SUPPLIED DATA
--- START ---

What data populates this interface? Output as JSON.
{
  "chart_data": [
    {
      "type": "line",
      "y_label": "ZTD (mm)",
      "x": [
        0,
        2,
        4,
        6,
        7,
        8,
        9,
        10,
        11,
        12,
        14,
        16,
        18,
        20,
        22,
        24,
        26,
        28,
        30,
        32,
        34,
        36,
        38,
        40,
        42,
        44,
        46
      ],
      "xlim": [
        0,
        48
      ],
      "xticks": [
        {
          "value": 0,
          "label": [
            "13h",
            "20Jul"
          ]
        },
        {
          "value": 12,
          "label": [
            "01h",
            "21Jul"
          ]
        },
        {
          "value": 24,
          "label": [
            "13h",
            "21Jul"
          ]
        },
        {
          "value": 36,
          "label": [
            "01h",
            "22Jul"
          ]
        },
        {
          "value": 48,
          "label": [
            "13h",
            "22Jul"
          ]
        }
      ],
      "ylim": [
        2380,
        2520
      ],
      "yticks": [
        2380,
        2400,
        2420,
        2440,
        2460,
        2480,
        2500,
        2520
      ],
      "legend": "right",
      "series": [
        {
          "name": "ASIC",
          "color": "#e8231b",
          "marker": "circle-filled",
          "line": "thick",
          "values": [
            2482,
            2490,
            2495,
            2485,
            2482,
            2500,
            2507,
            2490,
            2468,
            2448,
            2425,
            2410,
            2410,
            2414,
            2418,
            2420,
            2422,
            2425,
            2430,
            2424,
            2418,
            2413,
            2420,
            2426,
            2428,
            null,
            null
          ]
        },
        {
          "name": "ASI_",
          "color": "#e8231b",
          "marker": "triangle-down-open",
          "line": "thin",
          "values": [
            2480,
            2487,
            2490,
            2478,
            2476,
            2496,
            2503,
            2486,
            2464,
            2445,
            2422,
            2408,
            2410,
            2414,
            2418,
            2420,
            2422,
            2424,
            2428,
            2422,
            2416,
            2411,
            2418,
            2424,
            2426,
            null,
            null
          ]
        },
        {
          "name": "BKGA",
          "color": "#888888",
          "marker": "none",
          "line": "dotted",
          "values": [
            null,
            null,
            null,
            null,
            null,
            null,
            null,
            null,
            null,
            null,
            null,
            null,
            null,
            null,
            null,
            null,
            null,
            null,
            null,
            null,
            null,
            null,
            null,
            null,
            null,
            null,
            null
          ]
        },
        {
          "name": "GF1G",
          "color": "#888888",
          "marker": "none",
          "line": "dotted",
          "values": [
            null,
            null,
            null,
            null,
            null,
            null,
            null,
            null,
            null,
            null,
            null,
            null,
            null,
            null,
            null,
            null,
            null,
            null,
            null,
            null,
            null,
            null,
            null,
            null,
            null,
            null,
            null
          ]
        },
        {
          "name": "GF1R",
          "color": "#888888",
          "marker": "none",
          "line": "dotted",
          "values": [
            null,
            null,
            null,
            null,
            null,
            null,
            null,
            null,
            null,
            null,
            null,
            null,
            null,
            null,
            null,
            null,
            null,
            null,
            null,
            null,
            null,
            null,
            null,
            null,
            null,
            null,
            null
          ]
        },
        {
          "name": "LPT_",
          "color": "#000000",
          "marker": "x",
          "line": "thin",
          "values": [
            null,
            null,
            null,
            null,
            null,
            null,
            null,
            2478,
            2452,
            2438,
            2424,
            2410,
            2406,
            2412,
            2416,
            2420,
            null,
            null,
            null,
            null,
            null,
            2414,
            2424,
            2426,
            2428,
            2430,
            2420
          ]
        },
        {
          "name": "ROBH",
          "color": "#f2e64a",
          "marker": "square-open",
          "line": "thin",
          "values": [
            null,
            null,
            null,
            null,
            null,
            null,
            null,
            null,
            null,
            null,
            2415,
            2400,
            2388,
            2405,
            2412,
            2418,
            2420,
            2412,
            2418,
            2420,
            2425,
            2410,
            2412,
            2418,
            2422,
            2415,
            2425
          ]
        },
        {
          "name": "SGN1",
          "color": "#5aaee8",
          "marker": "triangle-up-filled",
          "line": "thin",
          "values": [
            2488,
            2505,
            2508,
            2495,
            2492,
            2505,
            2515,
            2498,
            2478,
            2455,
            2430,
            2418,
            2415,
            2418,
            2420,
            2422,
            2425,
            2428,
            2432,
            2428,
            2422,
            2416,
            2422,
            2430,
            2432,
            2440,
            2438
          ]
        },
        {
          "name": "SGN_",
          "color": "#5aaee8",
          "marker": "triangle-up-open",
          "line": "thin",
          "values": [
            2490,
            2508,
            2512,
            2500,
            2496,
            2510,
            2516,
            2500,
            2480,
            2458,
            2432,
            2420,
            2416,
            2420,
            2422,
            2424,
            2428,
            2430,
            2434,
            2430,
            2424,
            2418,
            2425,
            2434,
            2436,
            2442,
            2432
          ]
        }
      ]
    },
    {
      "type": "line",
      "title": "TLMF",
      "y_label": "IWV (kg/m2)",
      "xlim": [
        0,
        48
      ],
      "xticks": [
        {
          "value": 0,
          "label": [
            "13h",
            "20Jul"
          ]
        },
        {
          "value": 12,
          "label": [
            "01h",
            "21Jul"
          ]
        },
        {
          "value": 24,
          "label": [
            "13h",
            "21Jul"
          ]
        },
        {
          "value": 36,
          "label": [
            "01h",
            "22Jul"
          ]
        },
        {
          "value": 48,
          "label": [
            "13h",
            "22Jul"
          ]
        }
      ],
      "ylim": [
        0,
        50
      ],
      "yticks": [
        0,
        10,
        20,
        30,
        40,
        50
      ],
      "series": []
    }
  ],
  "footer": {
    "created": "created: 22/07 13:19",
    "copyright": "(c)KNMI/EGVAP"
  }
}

--- END ---

SHORT TASK
Copy every line of the data that holds the string "triangle".

ANSWER TO THE TASK
          "marker": "triangle-down-open",
          "marker": "triangle-up-filled",
          "marker": "triangle-up-open",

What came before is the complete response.